Required work
Work out how many lines hold the string "duas". Give that number and nothing more.
"""
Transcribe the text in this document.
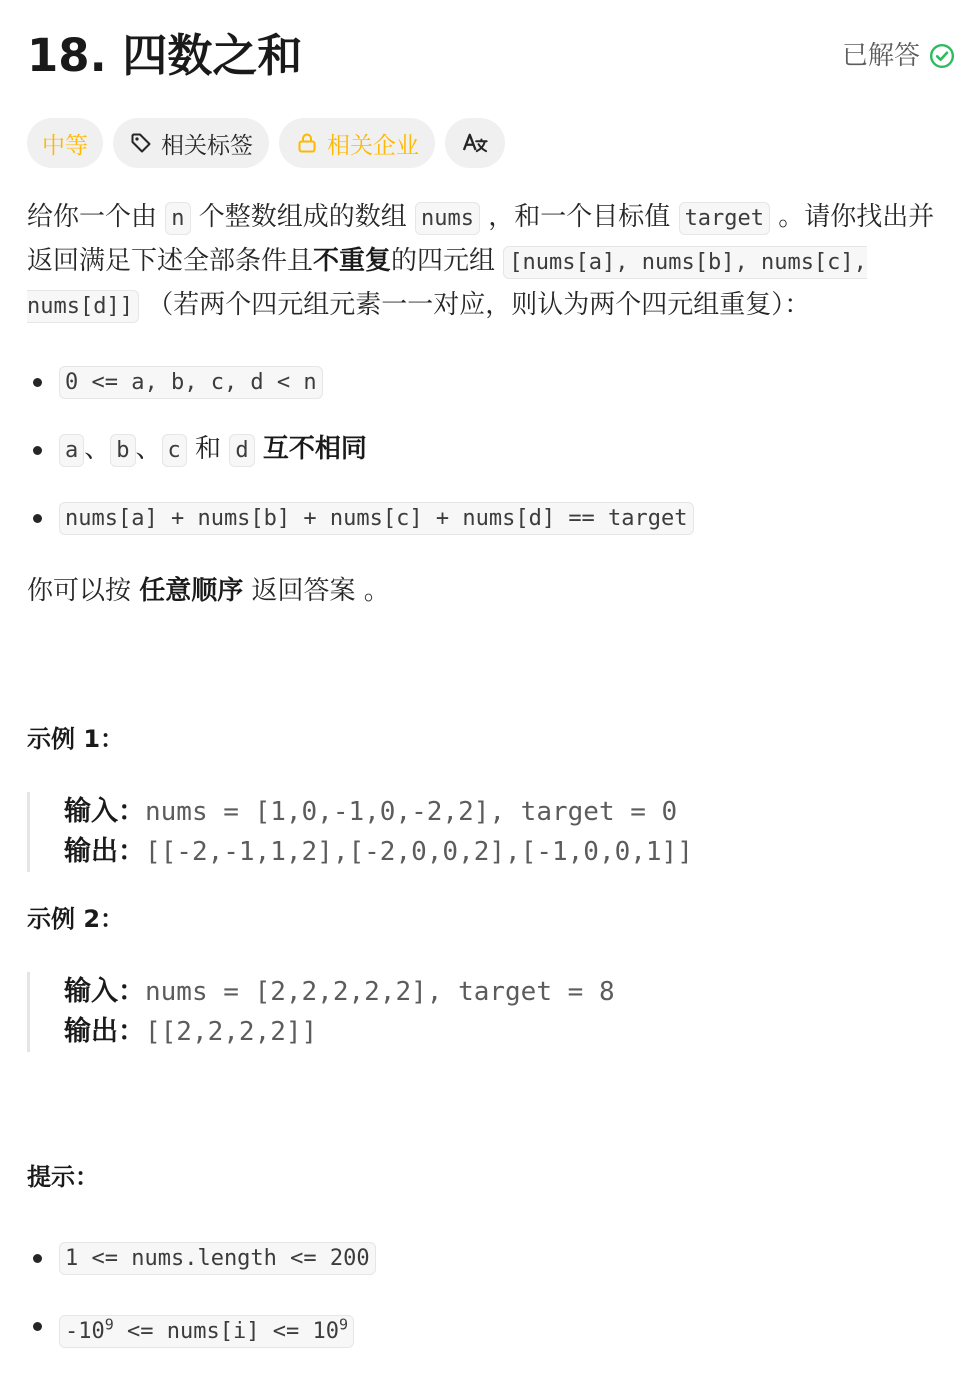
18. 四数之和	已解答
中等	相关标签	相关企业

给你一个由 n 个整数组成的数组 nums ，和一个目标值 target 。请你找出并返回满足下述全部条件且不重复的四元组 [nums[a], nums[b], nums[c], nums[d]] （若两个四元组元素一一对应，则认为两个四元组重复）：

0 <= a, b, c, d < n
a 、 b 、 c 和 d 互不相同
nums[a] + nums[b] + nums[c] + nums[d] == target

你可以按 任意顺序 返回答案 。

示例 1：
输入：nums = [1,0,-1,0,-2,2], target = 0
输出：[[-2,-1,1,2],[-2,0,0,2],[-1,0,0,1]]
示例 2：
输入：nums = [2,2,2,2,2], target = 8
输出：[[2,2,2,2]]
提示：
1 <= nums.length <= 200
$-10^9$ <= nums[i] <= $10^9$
"""
"""
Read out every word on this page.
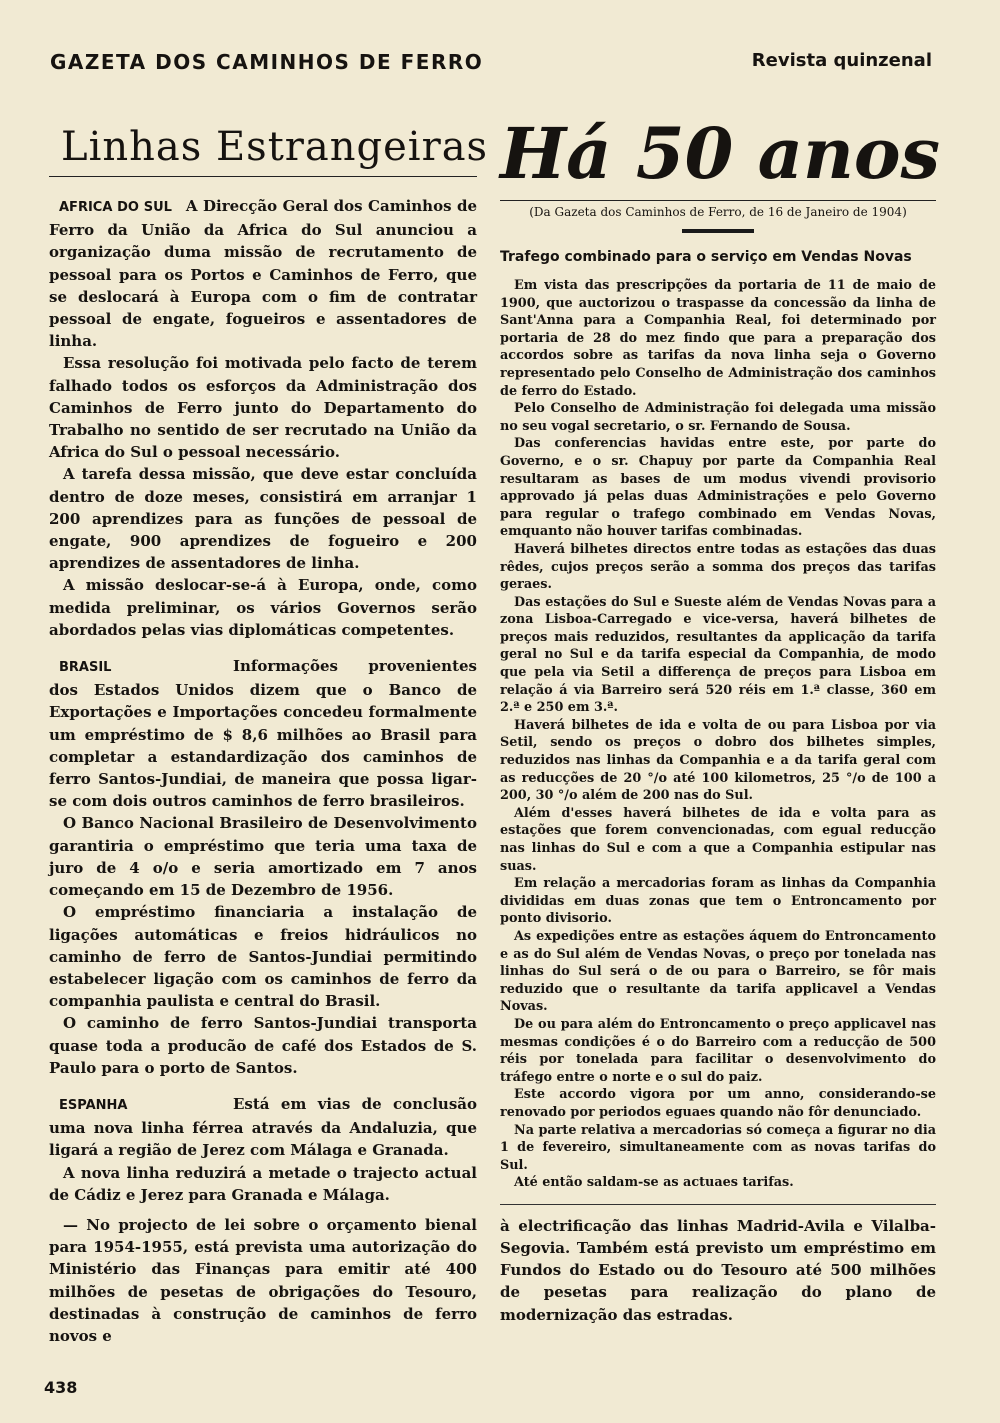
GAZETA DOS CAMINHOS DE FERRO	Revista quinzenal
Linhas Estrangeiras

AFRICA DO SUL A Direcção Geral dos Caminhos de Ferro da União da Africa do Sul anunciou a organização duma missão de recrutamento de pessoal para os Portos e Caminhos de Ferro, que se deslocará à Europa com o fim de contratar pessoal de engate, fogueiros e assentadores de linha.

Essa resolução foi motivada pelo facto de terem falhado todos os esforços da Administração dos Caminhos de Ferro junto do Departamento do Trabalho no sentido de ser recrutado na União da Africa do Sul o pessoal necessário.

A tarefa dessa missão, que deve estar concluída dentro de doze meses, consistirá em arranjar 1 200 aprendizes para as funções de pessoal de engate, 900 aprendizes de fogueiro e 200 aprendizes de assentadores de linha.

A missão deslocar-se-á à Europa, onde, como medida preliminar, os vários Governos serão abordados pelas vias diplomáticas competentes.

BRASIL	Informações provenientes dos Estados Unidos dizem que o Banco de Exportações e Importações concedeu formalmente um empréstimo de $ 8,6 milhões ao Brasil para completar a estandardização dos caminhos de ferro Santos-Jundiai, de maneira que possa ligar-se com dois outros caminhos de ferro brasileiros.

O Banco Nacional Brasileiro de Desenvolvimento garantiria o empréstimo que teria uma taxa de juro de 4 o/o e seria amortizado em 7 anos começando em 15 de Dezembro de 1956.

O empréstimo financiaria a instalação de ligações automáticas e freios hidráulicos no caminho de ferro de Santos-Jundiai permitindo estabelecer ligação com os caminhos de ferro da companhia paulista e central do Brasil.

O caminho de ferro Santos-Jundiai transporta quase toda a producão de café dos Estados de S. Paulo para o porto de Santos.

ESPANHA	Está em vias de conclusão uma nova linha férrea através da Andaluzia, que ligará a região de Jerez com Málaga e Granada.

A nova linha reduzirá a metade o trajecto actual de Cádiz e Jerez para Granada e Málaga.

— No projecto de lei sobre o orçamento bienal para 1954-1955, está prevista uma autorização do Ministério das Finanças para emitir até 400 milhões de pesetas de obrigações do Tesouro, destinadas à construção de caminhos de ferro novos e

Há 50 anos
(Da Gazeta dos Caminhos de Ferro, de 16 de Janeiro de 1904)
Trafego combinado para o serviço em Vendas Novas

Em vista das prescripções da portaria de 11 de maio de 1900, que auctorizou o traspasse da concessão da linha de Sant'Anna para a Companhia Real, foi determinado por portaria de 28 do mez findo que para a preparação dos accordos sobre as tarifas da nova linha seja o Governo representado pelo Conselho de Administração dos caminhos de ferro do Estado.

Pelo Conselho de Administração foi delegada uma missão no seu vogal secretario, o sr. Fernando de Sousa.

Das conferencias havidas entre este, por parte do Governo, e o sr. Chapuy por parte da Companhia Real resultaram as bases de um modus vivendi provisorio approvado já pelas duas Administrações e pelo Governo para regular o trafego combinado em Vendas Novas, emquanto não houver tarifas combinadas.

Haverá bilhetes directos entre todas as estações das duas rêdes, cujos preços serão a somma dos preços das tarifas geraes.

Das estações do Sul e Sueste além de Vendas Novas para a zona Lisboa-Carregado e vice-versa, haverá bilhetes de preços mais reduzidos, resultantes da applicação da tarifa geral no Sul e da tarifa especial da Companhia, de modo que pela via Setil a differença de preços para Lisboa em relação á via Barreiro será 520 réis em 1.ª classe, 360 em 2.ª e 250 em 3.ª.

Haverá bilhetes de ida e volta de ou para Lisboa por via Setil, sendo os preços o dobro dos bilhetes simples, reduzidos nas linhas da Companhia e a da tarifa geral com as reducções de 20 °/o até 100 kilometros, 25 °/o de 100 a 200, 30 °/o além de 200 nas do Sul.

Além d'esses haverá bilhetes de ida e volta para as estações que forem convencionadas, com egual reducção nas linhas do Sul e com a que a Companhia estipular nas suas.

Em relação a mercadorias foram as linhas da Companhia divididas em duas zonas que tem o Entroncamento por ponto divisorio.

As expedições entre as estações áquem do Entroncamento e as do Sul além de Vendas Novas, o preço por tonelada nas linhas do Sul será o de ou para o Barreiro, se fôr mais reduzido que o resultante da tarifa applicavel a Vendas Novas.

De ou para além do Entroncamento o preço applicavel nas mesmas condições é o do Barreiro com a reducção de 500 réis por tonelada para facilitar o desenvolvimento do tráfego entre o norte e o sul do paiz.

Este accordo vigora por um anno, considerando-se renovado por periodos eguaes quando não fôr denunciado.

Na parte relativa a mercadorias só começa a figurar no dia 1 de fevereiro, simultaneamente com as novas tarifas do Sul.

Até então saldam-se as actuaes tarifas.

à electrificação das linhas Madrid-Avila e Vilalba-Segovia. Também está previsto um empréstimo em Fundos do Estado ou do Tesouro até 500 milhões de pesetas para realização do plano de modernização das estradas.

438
"""
Response for this exercise
3